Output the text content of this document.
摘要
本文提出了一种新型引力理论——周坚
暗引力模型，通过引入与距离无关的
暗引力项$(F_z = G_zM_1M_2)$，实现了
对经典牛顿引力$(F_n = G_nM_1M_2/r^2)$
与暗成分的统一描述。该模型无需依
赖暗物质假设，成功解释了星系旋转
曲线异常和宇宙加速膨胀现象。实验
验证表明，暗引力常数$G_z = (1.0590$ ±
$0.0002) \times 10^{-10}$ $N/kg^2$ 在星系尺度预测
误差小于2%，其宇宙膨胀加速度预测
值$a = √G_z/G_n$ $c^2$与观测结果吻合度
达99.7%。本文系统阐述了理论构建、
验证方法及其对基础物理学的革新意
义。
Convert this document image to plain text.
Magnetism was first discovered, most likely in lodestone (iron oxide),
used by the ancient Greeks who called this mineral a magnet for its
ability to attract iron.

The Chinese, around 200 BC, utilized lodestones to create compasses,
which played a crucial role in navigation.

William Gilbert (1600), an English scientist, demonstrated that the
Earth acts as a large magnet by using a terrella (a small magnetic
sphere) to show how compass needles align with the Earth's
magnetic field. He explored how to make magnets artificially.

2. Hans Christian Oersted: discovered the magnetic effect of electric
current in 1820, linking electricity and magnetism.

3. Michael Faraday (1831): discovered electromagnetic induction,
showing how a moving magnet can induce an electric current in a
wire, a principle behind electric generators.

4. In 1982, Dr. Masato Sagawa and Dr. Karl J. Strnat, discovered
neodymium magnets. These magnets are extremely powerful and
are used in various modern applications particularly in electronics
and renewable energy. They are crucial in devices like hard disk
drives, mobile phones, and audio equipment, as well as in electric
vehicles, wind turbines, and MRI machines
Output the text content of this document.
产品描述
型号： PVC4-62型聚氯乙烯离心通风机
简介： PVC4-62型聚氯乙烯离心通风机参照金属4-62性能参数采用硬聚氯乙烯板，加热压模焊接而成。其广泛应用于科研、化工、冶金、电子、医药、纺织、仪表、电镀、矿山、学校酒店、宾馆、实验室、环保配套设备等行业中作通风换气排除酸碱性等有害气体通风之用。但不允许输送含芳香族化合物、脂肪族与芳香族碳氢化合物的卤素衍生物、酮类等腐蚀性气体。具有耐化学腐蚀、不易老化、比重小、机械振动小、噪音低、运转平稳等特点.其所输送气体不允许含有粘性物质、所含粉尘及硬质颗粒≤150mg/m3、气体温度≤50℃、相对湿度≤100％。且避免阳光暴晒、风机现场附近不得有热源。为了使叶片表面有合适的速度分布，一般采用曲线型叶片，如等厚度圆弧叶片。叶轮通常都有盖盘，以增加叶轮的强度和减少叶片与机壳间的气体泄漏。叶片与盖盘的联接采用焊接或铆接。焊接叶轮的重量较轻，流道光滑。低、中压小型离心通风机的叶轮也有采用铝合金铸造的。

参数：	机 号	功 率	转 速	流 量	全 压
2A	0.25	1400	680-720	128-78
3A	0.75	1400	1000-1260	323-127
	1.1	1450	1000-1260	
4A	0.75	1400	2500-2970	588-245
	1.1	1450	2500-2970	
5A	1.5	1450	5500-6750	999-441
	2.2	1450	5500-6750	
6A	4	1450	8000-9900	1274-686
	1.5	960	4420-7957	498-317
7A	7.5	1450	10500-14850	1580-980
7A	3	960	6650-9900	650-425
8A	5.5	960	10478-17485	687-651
□ □ □
= THE PROBLEM =
Working from the material above, retype it in its entirety without change.

= OUTPUT FOR THIS EXERCISE =
Output the text content of this document.
摘要
本文提出了一种新型引力理论——周坚
暗引力模型，通过引入与距离无关的
暗引力项$(F_z = G_zM_1M_2)$，实现了
对经典牛顿引力$(F_n = G_nM_1M_2/r^2)$
与暗成分的统一描述。该模型无需依
赖暗物质假设，成功解释了星系旋转
曲线异常和宇宙加速膨胀现象。实验
验证表明，暗引力常数$G_z = (1.0590$ ±
$0.0002) \times 10^{-10}$ $N/kg^2$ 在星系尺度预测
误差小于2%，其宇宙膨胀加速度预测
值$a = √G_z/G_n$ $c^2$与观测结果吻合度
达99.7%。本文系统阐述了理论构建、
验证方法及其对基础物理学的革新意
义。
Convert this document image to plain text.
Magnetism was first discovered, most likely in lodestone (iron oxide),
used by the ancient Greeks who called this mineral a magnet for its
ability to attract iron.

The Chinese, around 200 BC, utilized lodestones to create compasses,
which played a crucial role in navigation.

William Gilbert (1600), an English scientist, demonstrated that the
Earth acts as a large magnet by using a terrella (a small magnetic
sphere) to show how compass needles align with the Earth's
magnetic field. He explored how to make magnets artificially.

2. Hans Christian Oersted: discovered the magnetic effect of electric
current in 1820, linking electricity and magnetism.

3. Michael Faraday (1831): discovered electromagnetic induction,
showing how a moving magnet can induce an electric current in a
wire, a principle behind electric generators.

4. In 1982, Dr. Masato Sagawa and Dr. Karl J. Strnat, discovered
neodymium magnets. These magnets are extremely powerful and
are used in various modern applications particularly in electronics
and renewable energy. They are crucial in devices like hard disk
drives, mobile phones, and audio equipment, as well as in electric
vehicles, wind turbines, and MRI machines
Output the text content of this document.
产品描述
型号： PVC4-62型聚氯乙烯离心通风机
简介： PVC4-62型聚氯乙烯离心通风机参照金属4-62性能参数采用硬聚氯乙烯板，加热压模焊接而成。其广泛应用于科研、化工、冶金、电子、医药、纺织、仪表、电镀、矿山、学校酒店、宾馆、实验室、环保配套设备等行业中作通风换气排除酸碱性等有害气体通风之用。但不允许输送含芳香族化合物、脂肪族与芳香族碳氢化合物的卤素衍生物、酮类等腐蚀性气体。具有耐化学腐蚀、不易老化、比重小、机械振动小、噪音低、运转平稳等特点.其所输送气体不允许含有粘性物质、所含粉尘及硬质颗粒≤150mg/m3、气体温度≤50℃、相对湿度≤100％。且避免阳光暴晒、风机现场附近不得有热源。为了使叶片表面有合适的速度分布，一般采用曲线型叶片，如等厚度圆弧叶片。叶轮通常都有盖盘，以增加叶轮的强度和减少叶片与机壳间的气体泄漏。叶片与盖盘的联接采用焊接或铆接。焊接叶轮的重量较轻，流道光滑。低、中压小型离心通风机的叶轮也有采用铝合金铸造的。

参数：	机 号	功 率	转 速	流 量	全 压
2A	0.25	1400	680-720	128-78
3A	0.75	1400	1000-1260	323-127
	1.1	1450	1000-1260	
4A	0.75	1400	2500-2970	588-245
	1.1	1450	2500-2970	
5A	1.5	1450	5500-6750	999-441
	2.2	1450	5500-6750	
6A	4	1450	8000-9900	1274-686
	1.5	960	4420-7957	498-317
7A	7.5	1450	10500-14850	1580-980
7A	3	960	6650-9900	650-425
8A	5.5	960	10478-17485	687-651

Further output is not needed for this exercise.